- Given task
Type out every line below exactly as it reads.

- Entries supplied
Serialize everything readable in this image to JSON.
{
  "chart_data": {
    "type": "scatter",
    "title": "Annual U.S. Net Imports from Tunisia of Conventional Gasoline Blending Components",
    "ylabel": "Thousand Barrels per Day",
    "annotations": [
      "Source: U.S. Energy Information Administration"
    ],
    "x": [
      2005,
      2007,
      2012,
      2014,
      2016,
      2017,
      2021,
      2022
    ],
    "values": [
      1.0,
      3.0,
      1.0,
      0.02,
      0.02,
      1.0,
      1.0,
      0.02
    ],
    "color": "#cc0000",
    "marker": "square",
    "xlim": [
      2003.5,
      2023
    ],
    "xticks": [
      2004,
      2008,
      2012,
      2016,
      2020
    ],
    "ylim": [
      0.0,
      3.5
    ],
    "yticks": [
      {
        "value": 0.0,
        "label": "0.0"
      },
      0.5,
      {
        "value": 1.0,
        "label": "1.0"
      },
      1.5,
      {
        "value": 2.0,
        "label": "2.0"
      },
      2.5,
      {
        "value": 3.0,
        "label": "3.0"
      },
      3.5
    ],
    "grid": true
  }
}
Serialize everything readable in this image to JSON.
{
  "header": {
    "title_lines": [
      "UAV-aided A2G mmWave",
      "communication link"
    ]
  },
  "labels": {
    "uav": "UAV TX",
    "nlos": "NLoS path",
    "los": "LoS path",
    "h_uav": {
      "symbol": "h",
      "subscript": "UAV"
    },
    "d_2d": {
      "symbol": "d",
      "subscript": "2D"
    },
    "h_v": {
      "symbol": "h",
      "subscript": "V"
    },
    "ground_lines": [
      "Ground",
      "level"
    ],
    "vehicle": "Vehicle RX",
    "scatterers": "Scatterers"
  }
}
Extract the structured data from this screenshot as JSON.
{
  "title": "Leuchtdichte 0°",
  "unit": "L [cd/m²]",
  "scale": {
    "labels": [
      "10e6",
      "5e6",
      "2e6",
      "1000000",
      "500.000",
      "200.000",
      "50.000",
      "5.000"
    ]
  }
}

- Response to this task
Serialize everything readable in this image to JSON.
{
  "chart_data": {
    "type": "scatter",
    "title": "Annual U.S. Net Imports from Tunisia of Conventional Gasoline Blending Components",
    "ylabel": "Thousand Barrels per Day",
    "annotations": [
      "Source: U.S. Energy Information Administration"
    ],
    "x": [
      2005,
      2007,
      2012,
      2014,
      2016,
      2017,
      2021,
      2022
    ],
    "values": [
      1.0,
      3.0,
      1.0,
      0.02,
      0.02,
      1.0,
      1.0,
      0.02
    ],
    "color": "#cc0000",
    "marker": "square",
    "xlim": [
      2003.5,
      2023
    ],
    "xticks": [
      2004,
      2008,
      2012,
      2016,
      2020
    ],
    "ylim": [
      0.0,
      3.5
    ],
    "yticks": [
      {
        "value": 0.0,
        "label": "0.0"
      },
      0.5,
      {
        "value": 1.0,
        "label": "1.0"
      },
      1.5,
      {
        "value": 2.0,
        "label": "2.0"
      },
      2.5,
      {
        "value": 3.0,
        "label": "3.0"
      },
      3.5
    ],
    "grid": true
  }
}
Serialize everything readable in this image to JSON.
{
  "header": {
    "title_lines": [
      "UAV-aided A2G mmWave",
      "communication link"
    ]
  },
  "labels": {
    "uav": "UAV TX",
    "nlos": "NLoS path",
    "los": "LoS path",
    "h_uav": {
      "symbol": "h",
      "subscript": "UAV"
    },
    "d_2d": {
      "symbol": "d",
      "subscript": "2D"
    },
    "h_v": {
      "symbol": "h",
      "subscript": "V"
    },
    "ground_lines": [
      "Ground",
      "level"
    ],
    "vehicle": "Vehicle RX",
    "scatterers": "Scatterers"
  }
}
Extract the structured data from this screenshot as JSON.
{
  "title": "Leuchtdichte 0°",
  "unit": "L [cd/m²]",
  "scale": {
    "labels": [
      "10e6",
      "5e6",
      "2e6",
      "1000000",
      "500.000",
      "200.000",
      "50.000",
      "5.000"
    ]
  }
}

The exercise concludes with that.